▶ _Exercise instructions_: Return the material word for word. Do not include pictures.

[Structured figure records]
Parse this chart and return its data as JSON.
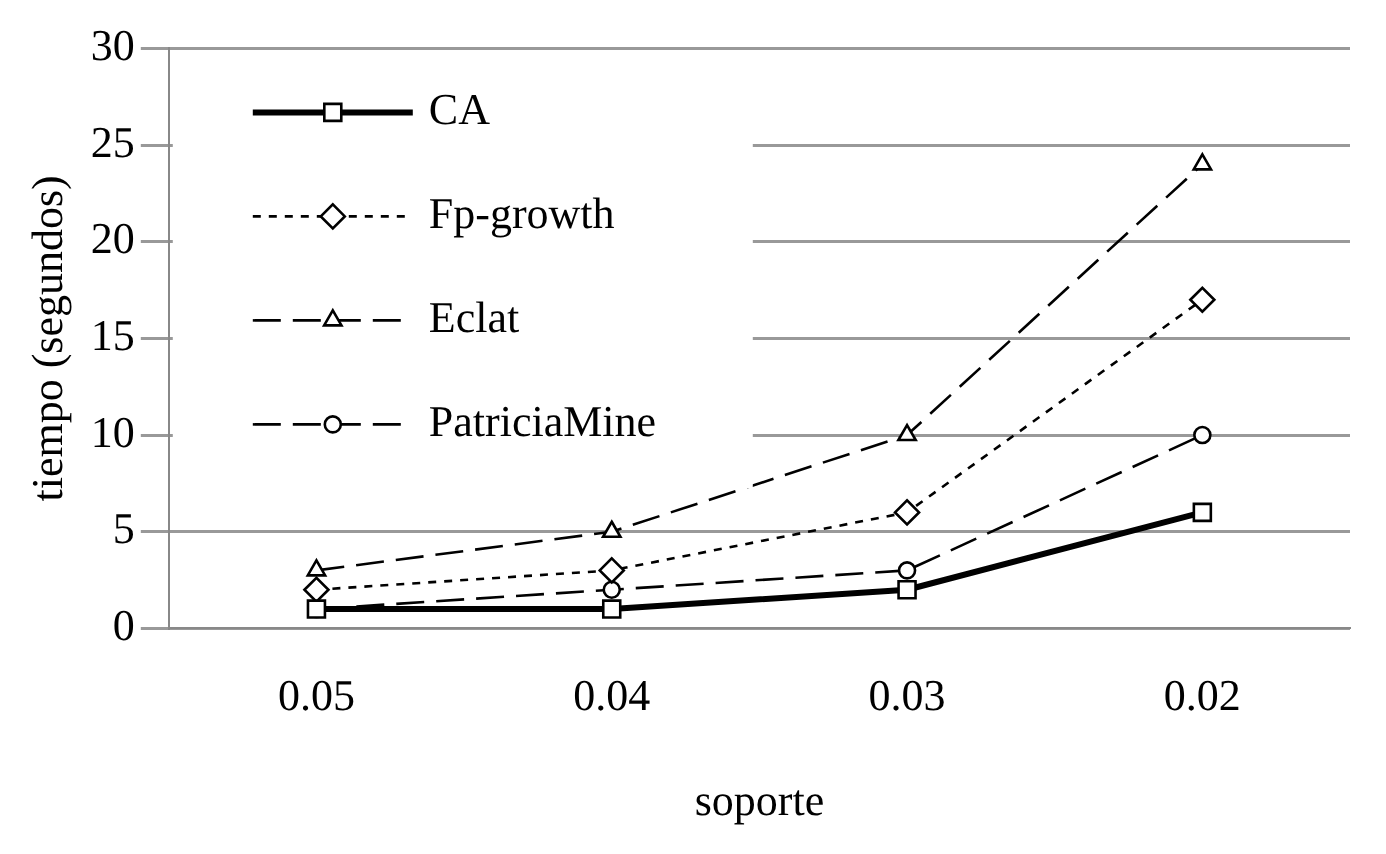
{
  "chart_data": {
    "type": "line",
    "xlabel": "soporte",
    "ylabel": "tiempo (segundos)",
    "categories": [
      "0.05",
      "0.04",
      "0.03",
      "0.02"
    ],
    "series": [
      {
        "name": "CA",
        "color": "#000000",
        "values": [
          1,
          1,
          2,
          6
        ],
        "marker": "square",
        "line_style": "solid"
      },
      {
        "name": "Fp-growth",
        "color": "#000000",
        "values": [
          2,
          3,
          6,
          17
        ],
        "marker": "diamond",
        "line_style": "dotted"
      },
      {
        "name": "Eclat",
        "color": "#000000",
        "values": [
          3,
          5,
          10,
          24
        ],
        "marker": "triangle",
        "line_style": "dashed"
      },
      {
        "name": "PatriciaMine",
        "color": "#000000",
        "values": [
          1,
          2,
          3,
          10
        ],
        "marker": "circle",
        "line_style": "dashed"
      }
    ],
    "ylim": [
      0,
      30
    ],
    "yticks": [
      0,
      5,
      10,
      15,
      20,
      25,
      30
    ],
    "grid": "y",
    "legend": "top left"
  }
}
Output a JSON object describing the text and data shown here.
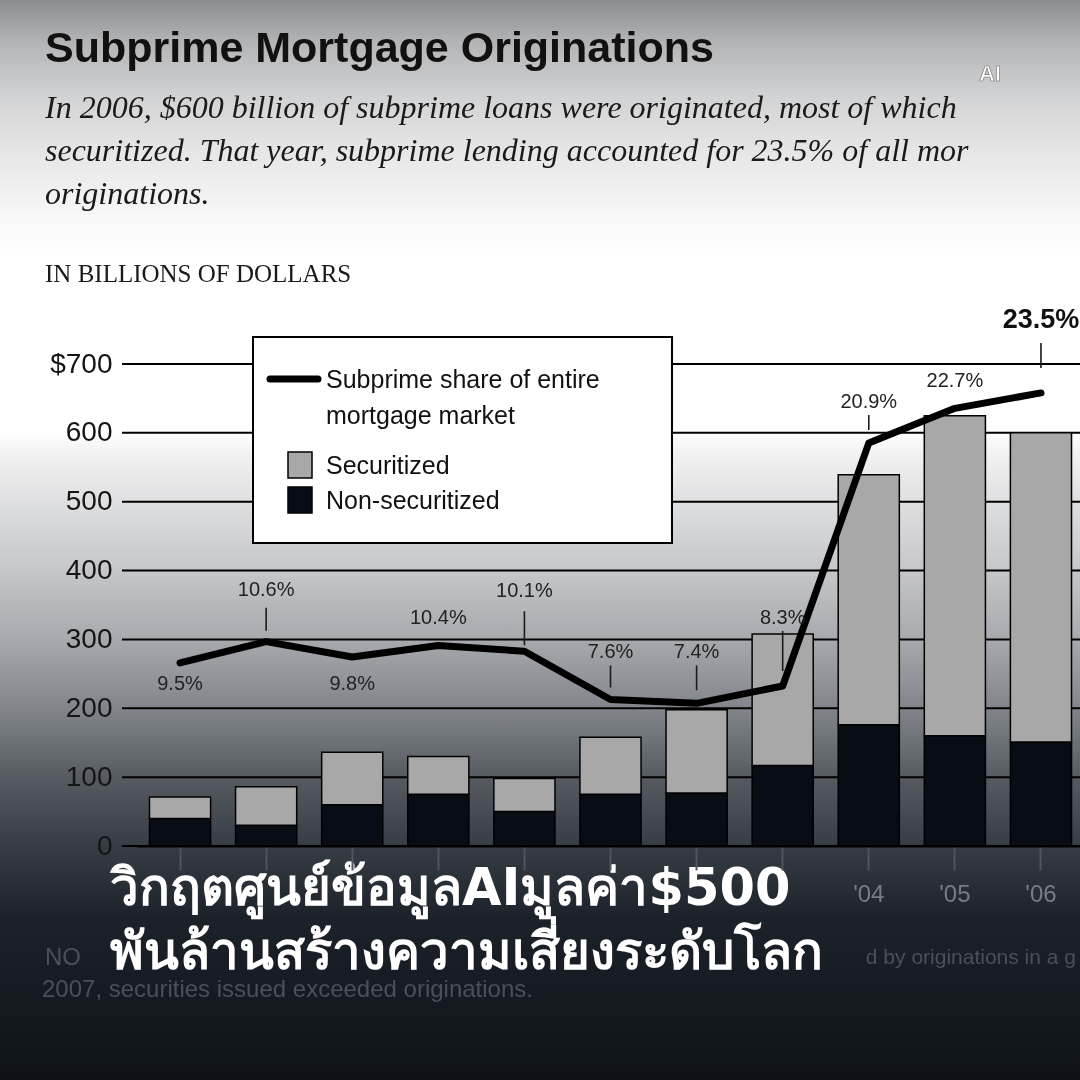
{
  "chart_data": {
    "type": "bar",
    "title": "Subprime Mortgage Originations",
    "subtitle": "In 2006, $600 billion of subprime loans were originated, most of which\nsecuritized. That year, subprime lending accounted for 23.5% of all mor\noriginations.",
    "ylabel": "IN BILLIONS OF DOLLARS",
    "categories": [
      null,
      null,
      null,
      null,
      null,
      null,
      null,
      null,
      "'04",
      "'05",
      "'06"
    ],
    "stacked": true,
    "series": [
      {
        "name": "Non-securitized",
        "color": "#080c14",
        "values": [
          40,
          30,
          60,
          75,
          50,
          75,
          77,
          117,
          176,
          160,
          151
        ]
      },
      {
        "name": "Securitized",
        "color": "#a8a8a8",
        "values": [
          31,
          56,
          76,
          55,
          48,
          83,
          121,
          191,
          363,
          465,
          449
        ]
      },
      {
        "name": "Subprime share of entire mortgage market",
        "type": "line",
        "axis": "y2",
        "color": "#000000",
        "values": [
          9.5,
          10.6,
          9.8,
          10.4,
          10.1,
          7.6,
          7.4,
          8.3,
          20.9,
          22.7,
          23.5
        ],
        "value_labels": [
          "9.5%",
          "10.6%",
          "9.8%",
          "10.4%",
          "10.1%",
          "7.6%",
          "7.4%",
          "8.3%",
          "20.9%",
          "22.7%",
          "23.5%"
        ]
      }
    ],
    "ylim": [
      0,
      700
    ],
    "yticks": [
      {
        "value": 700,
        "label": "$700"
      },
      600,
      500,
      400,
      300,
      200,
      100,
      0
    ],
    "y2lim": [
      0,
      25
    ],
    "grid": "y",
    "legend": "top left",
    "line_style": "solid",
    "annotations": [
      "วิกฤตศูนย์ข้อมูลAIมูลค่า$500\nพันล้านสร้างความเสี่ยงระดับโลก",
      "AI",
      "NO",
      "d by originations in a g",
      "2007, securities issued exceeded originations."
    ]
  }
}
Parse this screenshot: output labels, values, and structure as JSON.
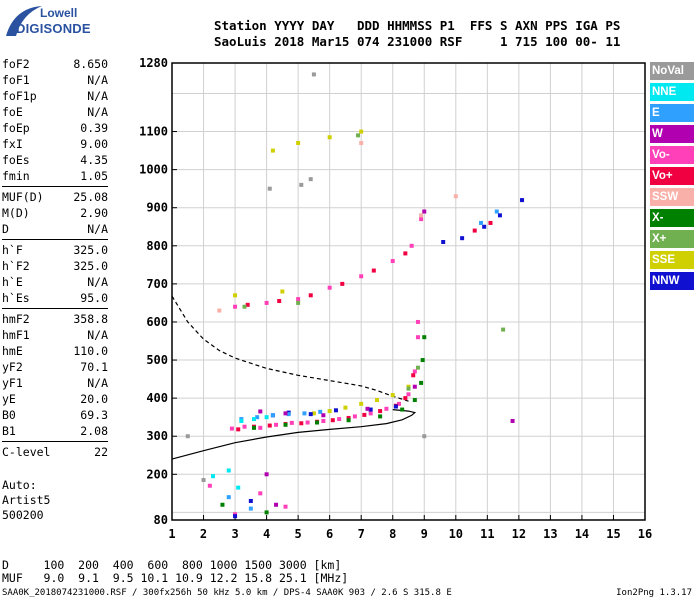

▶ _Response below_:
Parse this chart and return its data as JSON.
{
  "chart_data": {
    "type": "line",
    "xlabel": "soporte",
    "ylabel": "tiempo (segundos)",
    "categories": [
      "0.05",
      "0.04",
      "0.03",
      "0.02"
    ],
    "series": [
      {
        "name": "CA",
        "color": "#000000",
        "values": [
          1,
          1,
          2,
          6
        ],
        "marker": "square",
        "line_style": "solid"
      },
      {
        "name": "Fp-growth",
        "color": "#000000",
        "values": [
          2,
          3,
          6,
          17
        ],
        "marker": "diamond",
        "line_style": "dotted"
      },
      {
        "name": "Eclat",
        "color": "#000000",
        "values": [
          3,
          5,
          10,
          24
        ],
        "marker": "triangle",
        "line_style": "dashed"
      },
      {
        "name": "PatriciaMine",
        "color": "#000000",
        "values": [
          1,
          2,
          3,
          10
        ],
        "marker": "circle",
        "line_style": "dashed"
      }
    ],
    "ylim": [
      0,
      30
    ],
    "yticks": [
      0,
      5,
      10,
      15,
      20,
      25,
      30
    ],
    "grid": "y",
    "legend": "top left"
  }
}
Output a JSON object describing the text and data shown here.
{
  "chart_data": {
    "type": "bar",
    "title": "Subprime Mortgage Originations",
    "subtitle": "In 2006, $600 billion of subprime loans were originated, most of which\nsecuritized. That year, subprime lending accounted for 23.5% of all mor\noriginations.",
    "ylabel": "IN BILLIONS OF DOLLARS",
    "categories": [
      null,
      null,
      null,
      null,
      null,
      null,
      null,
      null,
      "'04",
      "'05",
      "'06"
    ],
    "stacked": true,
    "series": [
      {
        "name": "Non-securitized",
        "color": "#080c14",
        "values": [
          40,
          30,
          60,
          75,
          50,
          75,
          77,
          117,
          176,
          160,
          151
        ]
      },
      {
        "name": "Securitized",
        "color": "#a8a8a8",
        "values": [
          31,
          56,
          76,
          55,
          48,
          83,
          121,
          191,
          363,
          465,
          449
        ]
      },
      {
        "name": "Subprime share of entire mortgage market",
        "type": "line",
        "axis": "y2",
        "color": "#000000",
        "values": [
          9.5,
          10.6,
          9.8,
          10.4,
          10.1,
          7.6,
          7.4,
          8.3,
          20.9,
          22.7,
          23.5
        ],
        "value_labels": [
          "9.5%",
          "10.6%",
          "9.8%",
          "10.4%",
          "10.1%",
          "7.6%",
          "7.4%",
          "8.3%",
          "20.9%",
          "22.7%",
          "23.5%"
        ]
      }
    ],
    "ylim": [
      0,
      700
    ],
    "yticks": [
      {
        "value": 700,
        "label": "$700"
      },
      600,
      500,
      400,
      300,
      200,
      100,
      0
    ],
    "y2lim": [
      0,
      25
    ],
    "grid": "y",
    "legend": "top left",
    "line_style": "solid",
    "annotations": [
      "วิกฤตศูนย์ข้อมูลAIมูลค่า$500\nพันล้านสร้างความเสี่ยงระดับโลก",
      "AI",
      "NO",
      "d by originations in a g",
      "2007, securities issued exceeded originations."
    ]
  }
}
Parse this screenshot: output labels, values, and structure as JSON.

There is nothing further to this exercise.